→ **EXERCISE**
Find every line in the records below that holds the word "What", and copy it out.
* start SOURCE DATA *
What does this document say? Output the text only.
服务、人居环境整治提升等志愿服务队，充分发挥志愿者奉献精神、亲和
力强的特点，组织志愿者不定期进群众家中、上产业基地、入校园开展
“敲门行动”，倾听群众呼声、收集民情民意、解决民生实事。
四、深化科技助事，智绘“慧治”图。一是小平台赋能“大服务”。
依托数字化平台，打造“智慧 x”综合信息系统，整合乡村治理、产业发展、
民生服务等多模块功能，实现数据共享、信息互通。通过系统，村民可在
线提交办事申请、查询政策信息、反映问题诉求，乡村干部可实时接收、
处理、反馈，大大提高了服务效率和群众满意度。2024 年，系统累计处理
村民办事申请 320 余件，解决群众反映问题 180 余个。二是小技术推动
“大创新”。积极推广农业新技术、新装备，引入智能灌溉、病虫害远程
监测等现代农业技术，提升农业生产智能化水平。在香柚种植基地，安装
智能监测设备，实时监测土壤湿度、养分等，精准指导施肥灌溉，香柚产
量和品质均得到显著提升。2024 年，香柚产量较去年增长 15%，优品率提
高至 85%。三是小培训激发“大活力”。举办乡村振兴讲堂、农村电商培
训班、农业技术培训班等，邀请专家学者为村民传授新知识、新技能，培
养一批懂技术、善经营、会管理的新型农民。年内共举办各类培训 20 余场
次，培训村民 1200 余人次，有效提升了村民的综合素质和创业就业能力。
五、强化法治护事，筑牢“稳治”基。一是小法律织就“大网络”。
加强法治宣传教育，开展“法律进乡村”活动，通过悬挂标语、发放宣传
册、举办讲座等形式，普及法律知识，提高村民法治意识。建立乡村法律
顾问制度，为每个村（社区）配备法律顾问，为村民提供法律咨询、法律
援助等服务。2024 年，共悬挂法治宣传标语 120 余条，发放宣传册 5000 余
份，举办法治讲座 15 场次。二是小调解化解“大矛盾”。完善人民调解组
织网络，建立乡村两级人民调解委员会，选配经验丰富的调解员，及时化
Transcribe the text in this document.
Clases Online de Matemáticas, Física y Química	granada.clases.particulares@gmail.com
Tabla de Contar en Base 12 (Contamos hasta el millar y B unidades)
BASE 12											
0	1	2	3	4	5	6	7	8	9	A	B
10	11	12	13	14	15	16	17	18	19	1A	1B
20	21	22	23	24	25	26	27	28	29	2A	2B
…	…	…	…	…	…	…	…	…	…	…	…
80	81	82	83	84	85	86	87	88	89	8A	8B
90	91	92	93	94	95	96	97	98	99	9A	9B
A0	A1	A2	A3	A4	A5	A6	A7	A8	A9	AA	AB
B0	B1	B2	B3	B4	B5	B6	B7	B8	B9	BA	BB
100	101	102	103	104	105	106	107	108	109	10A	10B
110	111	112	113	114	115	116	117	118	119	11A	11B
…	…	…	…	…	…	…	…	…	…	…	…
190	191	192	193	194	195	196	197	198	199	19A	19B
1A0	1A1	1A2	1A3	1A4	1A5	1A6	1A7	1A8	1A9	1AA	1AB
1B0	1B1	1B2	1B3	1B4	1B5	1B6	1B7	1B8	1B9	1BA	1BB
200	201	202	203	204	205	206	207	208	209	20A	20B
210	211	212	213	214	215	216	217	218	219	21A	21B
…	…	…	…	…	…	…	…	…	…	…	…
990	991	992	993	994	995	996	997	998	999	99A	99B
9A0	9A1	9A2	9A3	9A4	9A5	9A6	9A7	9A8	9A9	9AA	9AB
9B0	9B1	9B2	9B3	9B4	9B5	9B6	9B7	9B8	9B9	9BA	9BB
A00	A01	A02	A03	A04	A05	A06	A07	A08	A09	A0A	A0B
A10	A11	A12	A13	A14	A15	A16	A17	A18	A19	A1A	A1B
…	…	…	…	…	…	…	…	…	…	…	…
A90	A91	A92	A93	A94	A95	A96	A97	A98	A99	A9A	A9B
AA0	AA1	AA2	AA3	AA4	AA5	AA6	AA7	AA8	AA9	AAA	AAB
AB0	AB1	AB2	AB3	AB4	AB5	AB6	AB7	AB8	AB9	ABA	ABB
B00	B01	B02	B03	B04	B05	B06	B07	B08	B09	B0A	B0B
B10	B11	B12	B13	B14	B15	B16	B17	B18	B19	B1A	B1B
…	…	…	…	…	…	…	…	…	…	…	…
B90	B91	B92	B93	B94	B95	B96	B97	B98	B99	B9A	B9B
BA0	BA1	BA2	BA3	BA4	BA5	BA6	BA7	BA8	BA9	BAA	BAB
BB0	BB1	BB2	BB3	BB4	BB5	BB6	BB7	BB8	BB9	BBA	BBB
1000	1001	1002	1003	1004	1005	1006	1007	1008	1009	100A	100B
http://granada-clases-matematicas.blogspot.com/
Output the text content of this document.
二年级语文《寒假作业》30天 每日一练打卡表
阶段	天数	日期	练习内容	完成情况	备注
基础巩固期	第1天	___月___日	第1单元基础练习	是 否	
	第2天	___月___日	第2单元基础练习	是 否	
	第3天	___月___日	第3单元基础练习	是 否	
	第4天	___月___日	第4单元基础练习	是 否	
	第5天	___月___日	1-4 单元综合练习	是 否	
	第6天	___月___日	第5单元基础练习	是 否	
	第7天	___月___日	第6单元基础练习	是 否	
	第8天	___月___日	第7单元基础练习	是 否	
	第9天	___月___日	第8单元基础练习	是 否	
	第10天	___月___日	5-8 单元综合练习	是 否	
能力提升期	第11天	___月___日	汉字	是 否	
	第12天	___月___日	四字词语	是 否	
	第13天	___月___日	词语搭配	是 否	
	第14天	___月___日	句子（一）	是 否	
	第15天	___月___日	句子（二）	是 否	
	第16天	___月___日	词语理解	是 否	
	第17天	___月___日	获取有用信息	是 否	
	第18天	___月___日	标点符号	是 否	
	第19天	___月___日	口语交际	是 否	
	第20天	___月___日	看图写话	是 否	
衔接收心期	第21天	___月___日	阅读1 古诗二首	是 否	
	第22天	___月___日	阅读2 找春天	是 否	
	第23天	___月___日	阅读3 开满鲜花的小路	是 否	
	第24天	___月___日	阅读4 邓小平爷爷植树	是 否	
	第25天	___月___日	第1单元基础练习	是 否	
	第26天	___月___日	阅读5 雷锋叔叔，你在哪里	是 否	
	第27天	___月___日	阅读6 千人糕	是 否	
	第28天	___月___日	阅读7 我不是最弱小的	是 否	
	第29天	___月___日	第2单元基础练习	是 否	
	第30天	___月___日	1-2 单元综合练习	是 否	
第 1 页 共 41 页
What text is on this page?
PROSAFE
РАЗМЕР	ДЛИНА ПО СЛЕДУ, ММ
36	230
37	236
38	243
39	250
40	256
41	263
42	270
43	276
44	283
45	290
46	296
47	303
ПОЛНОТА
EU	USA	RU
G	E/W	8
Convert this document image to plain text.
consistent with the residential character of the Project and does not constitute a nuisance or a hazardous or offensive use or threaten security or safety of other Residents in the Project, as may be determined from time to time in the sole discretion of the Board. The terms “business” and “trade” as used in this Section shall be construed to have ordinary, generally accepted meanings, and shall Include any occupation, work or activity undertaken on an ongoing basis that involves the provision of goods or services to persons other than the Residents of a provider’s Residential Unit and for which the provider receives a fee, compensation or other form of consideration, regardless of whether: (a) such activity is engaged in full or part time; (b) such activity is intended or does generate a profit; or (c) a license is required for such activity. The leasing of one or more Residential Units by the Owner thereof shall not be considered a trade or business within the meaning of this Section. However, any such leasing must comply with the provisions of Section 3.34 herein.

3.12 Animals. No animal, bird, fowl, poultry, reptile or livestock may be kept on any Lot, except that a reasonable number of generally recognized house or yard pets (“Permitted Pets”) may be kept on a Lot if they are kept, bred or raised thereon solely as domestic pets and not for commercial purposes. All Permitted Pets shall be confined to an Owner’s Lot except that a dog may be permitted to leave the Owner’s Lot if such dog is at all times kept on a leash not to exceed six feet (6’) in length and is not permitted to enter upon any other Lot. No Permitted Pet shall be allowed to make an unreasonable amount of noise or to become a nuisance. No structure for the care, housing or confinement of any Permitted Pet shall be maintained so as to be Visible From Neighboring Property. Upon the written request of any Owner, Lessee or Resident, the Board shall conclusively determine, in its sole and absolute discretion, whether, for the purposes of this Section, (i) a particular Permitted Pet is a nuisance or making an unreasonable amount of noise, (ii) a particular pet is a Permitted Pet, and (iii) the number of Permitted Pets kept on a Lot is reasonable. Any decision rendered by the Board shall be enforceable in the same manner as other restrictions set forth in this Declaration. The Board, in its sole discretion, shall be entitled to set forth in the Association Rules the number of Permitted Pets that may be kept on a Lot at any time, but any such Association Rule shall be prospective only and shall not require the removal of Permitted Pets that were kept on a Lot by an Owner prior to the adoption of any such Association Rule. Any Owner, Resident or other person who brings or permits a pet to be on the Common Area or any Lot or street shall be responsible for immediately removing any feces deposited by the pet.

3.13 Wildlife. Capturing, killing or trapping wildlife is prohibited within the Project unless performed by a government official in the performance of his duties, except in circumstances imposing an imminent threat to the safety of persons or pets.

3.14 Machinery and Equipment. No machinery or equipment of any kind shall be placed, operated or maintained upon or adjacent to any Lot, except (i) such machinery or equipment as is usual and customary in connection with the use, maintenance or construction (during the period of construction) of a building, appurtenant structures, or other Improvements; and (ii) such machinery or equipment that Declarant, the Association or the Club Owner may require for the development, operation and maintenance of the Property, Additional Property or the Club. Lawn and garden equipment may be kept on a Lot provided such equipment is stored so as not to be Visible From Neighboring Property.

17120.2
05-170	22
* end SOURCE DATA *
→ **WRITTEN ANSWER**
What does this document say? Output the text only.
What text is on this page?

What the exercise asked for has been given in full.